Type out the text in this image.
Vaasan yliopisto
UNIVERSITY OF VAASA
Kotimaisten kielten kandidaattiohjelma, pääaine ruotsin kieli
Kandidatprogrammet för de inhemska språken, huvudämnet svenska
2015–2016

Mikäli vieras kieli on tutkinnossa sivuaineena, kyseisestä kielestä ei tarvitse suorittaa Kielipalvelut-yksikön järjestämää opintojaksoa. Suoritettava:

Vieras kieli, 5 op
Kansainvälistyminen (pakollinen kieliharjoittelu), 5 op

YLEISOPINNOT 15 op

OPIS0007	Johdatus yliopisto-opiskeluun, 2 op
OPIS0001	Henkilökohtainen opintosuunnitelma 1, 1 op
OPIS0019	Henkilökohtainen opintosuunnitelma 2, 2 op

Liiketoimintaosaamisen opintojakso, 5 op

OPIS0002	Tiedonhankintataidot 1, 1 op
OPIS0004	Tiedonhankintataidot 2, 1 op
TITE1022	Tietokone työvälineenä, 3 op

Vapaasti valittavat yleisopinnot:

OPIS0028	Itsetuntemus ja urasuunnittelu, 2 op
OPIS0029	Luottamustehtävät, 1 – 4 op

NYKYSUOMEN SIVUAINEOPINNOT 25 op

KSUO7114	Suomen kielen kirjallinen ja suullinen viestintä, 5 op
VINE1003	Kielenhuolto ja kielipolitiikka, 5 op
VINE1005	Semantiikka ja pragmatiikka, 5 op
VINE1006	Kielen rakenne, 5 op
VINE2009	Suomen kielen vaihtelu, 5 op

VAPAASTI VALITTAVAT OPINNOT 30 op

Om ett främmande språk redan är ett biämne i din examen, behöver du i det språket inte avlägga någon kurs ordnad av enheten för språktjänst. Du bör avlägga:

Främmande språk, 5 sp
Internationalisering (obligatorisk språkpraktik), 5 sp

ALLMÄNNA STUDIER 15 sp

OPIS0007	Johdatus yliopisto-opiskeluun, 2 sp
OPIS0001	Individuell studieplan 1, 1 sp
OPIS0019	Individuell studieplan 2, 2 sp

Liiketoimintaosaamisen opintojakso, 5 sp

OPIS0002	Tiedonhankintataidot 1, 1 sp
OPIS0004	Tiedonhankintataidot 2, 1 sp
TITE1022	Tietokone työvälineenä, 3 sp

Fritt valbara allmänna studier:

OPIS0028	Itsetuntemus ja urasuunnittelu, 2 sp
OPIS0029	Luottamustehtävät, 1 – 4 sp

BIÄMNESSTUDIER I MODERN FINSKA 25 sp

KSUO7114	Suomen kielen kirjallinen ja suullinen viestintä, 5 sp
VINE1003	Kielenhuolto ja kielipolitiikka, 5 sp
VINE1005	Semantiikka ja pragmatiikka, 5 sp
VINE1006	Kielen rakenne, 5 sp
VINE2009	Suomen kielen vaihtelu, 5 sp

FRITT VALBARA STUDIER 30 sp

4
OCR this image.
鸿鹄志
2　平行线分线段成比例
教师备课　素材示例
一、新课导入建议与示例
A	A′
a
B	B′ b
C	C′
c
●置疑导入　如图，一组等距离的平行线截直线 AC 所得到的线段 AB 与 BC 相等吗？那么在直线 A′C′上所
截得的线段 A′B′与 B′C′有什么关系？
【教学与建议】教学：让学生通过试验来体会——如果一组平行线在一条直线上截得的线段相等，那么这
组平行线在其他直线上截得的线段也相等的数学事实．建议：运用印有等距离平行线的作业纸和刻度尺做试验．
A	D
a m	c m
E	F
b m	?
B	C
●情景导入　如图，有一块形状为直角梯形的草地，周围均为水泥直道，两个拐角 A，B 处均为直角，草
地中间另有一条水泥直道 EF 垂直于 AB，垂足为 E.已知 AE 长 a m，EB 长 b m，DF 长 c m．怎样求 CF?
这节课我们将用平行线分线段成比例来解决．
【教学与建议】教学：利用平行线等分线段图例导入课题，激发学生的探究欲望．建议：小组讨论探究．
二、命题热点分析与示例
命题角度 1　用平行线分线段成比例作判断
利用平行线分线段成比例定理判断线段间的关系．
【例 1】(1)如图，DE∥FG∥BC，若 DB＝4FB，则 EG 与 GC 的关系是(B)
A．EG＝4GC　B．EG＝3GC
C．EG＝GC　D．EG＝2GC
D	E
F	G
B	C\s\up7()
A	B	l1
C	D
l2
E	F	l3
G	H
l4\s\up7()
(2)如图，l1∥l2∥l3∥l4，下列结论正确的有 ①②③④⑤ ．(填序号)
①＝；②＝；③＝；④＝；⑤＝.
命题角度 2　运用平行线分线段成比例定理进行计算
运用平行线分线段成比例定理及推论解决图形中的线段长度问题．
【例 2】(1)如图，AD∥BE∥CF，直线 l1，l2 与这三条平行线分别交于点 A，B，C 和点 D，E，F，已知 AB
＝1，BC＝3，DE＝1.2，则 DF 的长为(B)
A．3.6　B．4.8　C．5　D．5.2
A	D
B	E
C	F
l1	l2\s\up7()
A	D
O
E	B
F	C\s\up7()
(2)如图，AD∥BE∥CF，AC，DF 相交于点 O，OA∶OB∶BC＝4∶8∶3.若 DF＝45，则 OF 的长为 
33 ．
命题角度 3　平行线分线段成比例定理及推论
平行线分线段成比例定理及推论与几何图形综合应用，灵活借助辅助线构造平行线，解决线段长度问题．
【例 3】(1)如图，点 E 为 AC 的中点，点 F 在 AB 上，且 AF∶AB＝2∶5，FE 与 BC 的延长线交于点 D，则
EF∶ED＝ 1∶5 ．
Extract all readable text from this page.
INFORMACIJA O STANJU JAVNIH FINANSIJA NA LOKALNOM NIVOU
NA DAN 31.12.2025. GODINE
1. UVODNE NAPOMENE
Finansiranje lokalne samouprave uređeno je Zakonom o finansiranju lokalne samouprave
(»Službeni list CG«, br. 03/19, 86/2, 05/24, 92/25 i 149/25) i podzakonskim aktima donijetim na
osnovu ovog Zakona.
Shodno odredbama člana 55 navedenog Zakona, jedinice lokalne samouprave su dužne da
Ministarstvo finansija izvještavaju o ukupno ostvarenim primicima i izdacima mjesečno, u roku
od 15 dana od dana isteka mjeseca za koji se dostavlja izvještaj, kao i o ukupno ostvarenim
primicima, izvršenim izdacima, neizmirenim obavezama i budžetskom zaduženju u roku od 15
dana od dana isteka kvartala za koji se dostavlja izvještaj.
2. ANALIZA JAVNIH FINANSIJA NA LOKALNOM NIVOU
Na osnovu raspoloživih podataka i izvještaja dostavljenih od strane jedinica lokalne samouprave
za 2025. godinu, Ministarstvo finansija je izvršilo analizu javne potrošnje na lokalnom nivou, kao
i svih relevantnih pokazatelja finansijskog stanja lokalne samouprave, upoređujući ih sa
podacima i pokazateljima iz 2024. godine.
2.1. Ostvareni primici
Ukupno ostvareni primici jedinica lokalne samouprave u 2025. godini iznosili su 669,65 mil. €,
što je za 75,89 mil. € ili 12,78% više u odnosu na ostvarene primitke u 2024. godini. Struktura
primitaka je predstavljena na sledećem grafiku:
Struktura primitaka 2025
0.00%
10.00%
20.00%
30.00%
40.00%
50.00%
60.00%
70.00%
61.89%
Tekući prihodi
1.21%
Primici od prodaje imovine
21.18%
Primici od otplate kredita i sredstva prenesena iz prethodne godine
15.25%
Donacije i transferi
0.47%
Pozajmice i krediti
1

-------

Repeat every record exactly as written, please.

REPLY
Type out the text in this image.
Vaasan yliopisto
UNIVERSITY OF VAASA
Kotimaisten kielten kandidaattiohjelma, pääaine ruotsin kieli
Kandidatprogrammet för de inhemska språken, huvudämnet svenska
2015–2016

Mikäli vieras kieli on tutkinnossa sivuaineena, kyseisestä kielestä ei tarvitse suorittaa Kielipalvelut-yksikön järjestämää opintojaksoa. Suoritettava:

Vieras kieli, 5 op
Kansainvälistyminen (pakollinen kieliharjoittelu), 5 op

YLEISOPINNOT 15 op

OPIS0007	Johdatus yliopisto-opiskeluun, 2 op
OPIS0001	Henkilökohtainen opintosuunnitelma 1, 1 op
OPIS0019	Henkilökohtainen opintosuunnitelma 2, 2 op

Liiketoimintaosaamisen opintojakso, 5 op

OPIS0002	Tiedonhankintataidot 1, 1 op
OPIS0004	Tiedonhankintataidot 2, 1 op
TITE1022	Tietokone työvälineenä, 3 op

Vapaasti valittavat yleisopinnot:

OPIS0028	Itsetuntemus ja urasuunnittelu, 2 op
OPIS0029	Luottamustehtävät, 1 – 4 op

NYKYSUOMEN SIVUAINEOPINNOT 25 op

KSUO7114	Suomen kielen kirjallinen ja suullinen viestintä, 5 op
VINE1003	Kielenhuolto ja kielipolitiikka, 5 op
VINE1005	Semantiikka ja pragmatiikka, 5 op
VINE1006	Kielen rakenne, 5 op
VINE2009	Suomen kielen vaihtelu, 5 op

VAPAASTI VALITTAVAT OPINNOT 30 op

Om ett främmande språk redan är ett biämne i din examen, behöver du i det språket inte avlägga någon kurs ordnad av enheten för språktjänst. Du bör avlägga:

Främmande språk, 5 sp
Internationalisering (obligatorisk språkpraktik), 5 sp

ALLMÄNNA STUDIER 15 sp

OPIS0007	Johdatus yliopisto-opiskeluun, 2 sp
OPIS0001	Individuell studieplan 1, 1 sp
OPIS0019	Individuell studieplan 2, 2 sp

Liiketoimintaosaamisen opintojakso, 5 sp

OPIS0002	Tiedonhankintataidot 1, 1 sp
OPIS0004	Tiedonhankintataidot 2, 1 sp
TITE1022	Tietokone työvälineenä, 3 sp

Fritt valbara allmänna studier:

OPIS0028	Itsetuntemus ja urasuunnittelu, 2 sp
OPIS0029	Luottamustehtävät, 1 – 4 sp

BIÄMNESSTUDIER I MODERN FINSKA 25 sp

KSUO7114	Suomen kielen kirjallinen ja suullinen viestintä, 5 sp
VINE1003	Kielenhuolto ja kielipolitiikka, 5 sp
VINE1005	Semantiikka ja pragmatiikka, 5 sp
VINE1006	Kielen rakenne, 5 sp
VINE2009	Suomen kielen vaihtelu, 5 sp

FRITT VALBARA STUDIER 30 sp

4
OCR this image.
鸿鹄志
2　平行线分线段成比例
教师备课　素材示例
一、新课导入建议与示例
A	A′
a
B	B′ b
C	C′
c
●置疑导入　如图，一组等距离的平行线截直线 AC 所得到的线段 AB 与 BC 相等吗？那么在直线 A′C′上所
截得的线段 A′B′与 B′C′有什么关系？
【教学与建议】教学：让学生通过试验来体会——如果一组平行线在一条直线上截得的线段相等，那么这
组平行线在其他直线上截得的线段也相等的数学事实．建议：运用印有等距离平行线的作业纸和刻度尺做试验．
A	D
a m	c m
E	F
b m	?
B	C
●情景导入　如图，有一块形状为直角梯形的草地，周围均为水泥直道，两个拐角 A，B 处均为直角，草
地中间另有一条水泥直道 EF 垂直于 AB，垂足为 E.已知 AE 长 a m，EB 长 b m，DF 长 c m．怎样求 CF?
这节课我们将用平行线分线段成比例来解决．
【教学与建议】教学：利用平行线等分线段图例导入课题，激发学生的探究欲望．建议：小组讨论探究．
二、命题热点分析与示例
命题角度 1　用平行线分线段成比例作判断
利用平行线分线段成比例定理判断线段间的关系．
【例 1】(1)如图，DE∥FG∥BC，若 DB＝4FB，则 EG 与 GC 的关系是(B)
A．EG＝4GC　B．EG＝3GC
C．EG＝GC　D．EG＝2GC
D	E
F	G
B	C\s\up7()
A	B	l1
C	D
l2
E	F	l3
G	H
l4\s\up7()
(2)如图，l1∥l2∥l3∥l4，下列结论正确的有 ①②③④⑤ ．(填序号)
①＝；②＝；③＝；④＝；⑤＝.
命题角度 2　运用平行线分线段成比例定理进行计算
运用平行线分线段成比例定理及推论解决图形中的线段长度问题．
【例 2】(1)如图，AD∥BE∥CF，直线 l1，l2 与这三条平行线分别交于点 A，B，C 和点 D，E，F，已知 AB
＝1，BC＝3，DE＝1.2，则 DF 的长为(B)
A．3.6　B．4.8　C．5　D．5.2
A	D
B	E
C	F
l1	l2\s\up7()
A	D
O
E	B
F	C\s\up7()
(2)如图，AD∥BE∥CF，AC，DF 相交于点 O，OA∶OB∶BC＝4∶8∶3.若 DF＝45，则 OF 的长为 
33 ．
命题角度 3　平行线分线段成比例定理及推论
平行线分线段成比例定理及推论与几何图形综合应用，灵活借助辅助线构造平行线，解决线段长度问题．
【例 3】(1)如图，点 E 为 AC 的中点，点 F 在 AB 上，且 AF∶AB＝2∶5，FE 与 BC 的延长线交于点 D，则
EF∶ED＝ 1∶5 ．
Extract all readable text from this page.
INFORMACIJA O STANJU JAVNIH FINANSIJA NA LOKALNOM NIVOU
NA DAN 31.12.2025. GODINE
1. UVODNE NAPOMENE
Finansiranje lokalne samouprave uređeno je Zakonom o finansiranju lokalne samouprave
(»Službeni list CG«, br. 03/19, 86/2, 05/24, 92/25 i 149/25) i podzakonskim aktima donijetim na
osnovu ovog Zakona.
Shodno odredbama člana 55 navedenog Zakona, jedinice lokalne samouprave su dužne da
Ministarstvo finansija izvještavaju o ukupno ostvarenim primicima i izdacima mjesečno, u roku
od 15 dana od dana isteka mjeseca za koji se dostavlja izvještaj, kao i o ukupno ostvarenim
primicima, izvršenim izdacima, neizmirenim obavezama i budžetskom zaduženju u roku od 15
dana od dana isteka kvartala za koji se dostavlja izvještaj.
2. ANALIZA JAVNIH FINANSIJA NA LOKALNOM NIVOU
Na osnovu raspoloživih podataka i izvještaja dostavljenih od strane jedinica lokalne samouprave
za 2025. godinu, Ministarstvo finansija je izvršilo analizu javne potrošnje na lokalnom nivou, kao
i svih relevantnih pokazatelja finansijskog stanja lokalne samouprave, upoređujući ih sa
podacima i pokazateljima iz 2024. godine.
2.1. Ostvareni primici
Ukupno ostvareni primici jedinica lokalne samouprave u 2025. godini iznosili su 669,65 mil. €,
što je za 75,89 mil. € ili 12,78% više u odnosu na ostvarene primitke u 2024. godini. Struktura
primitaka je predstavljena na sledećem grafiku:
Struktura primitaka 2025
0.00%
10.00%
20.00%
30.00%
40.00%
50.00%
60.00%
70.00%
61.89%
Tekući prihodi
1.21%
Primici od prodaje imovine
21.18%
Primici od otplate kredita i sredstva prenesena iz prethodne godine
15.25%
Donacije i transferi
0.47%
Pozajmice i krediti
1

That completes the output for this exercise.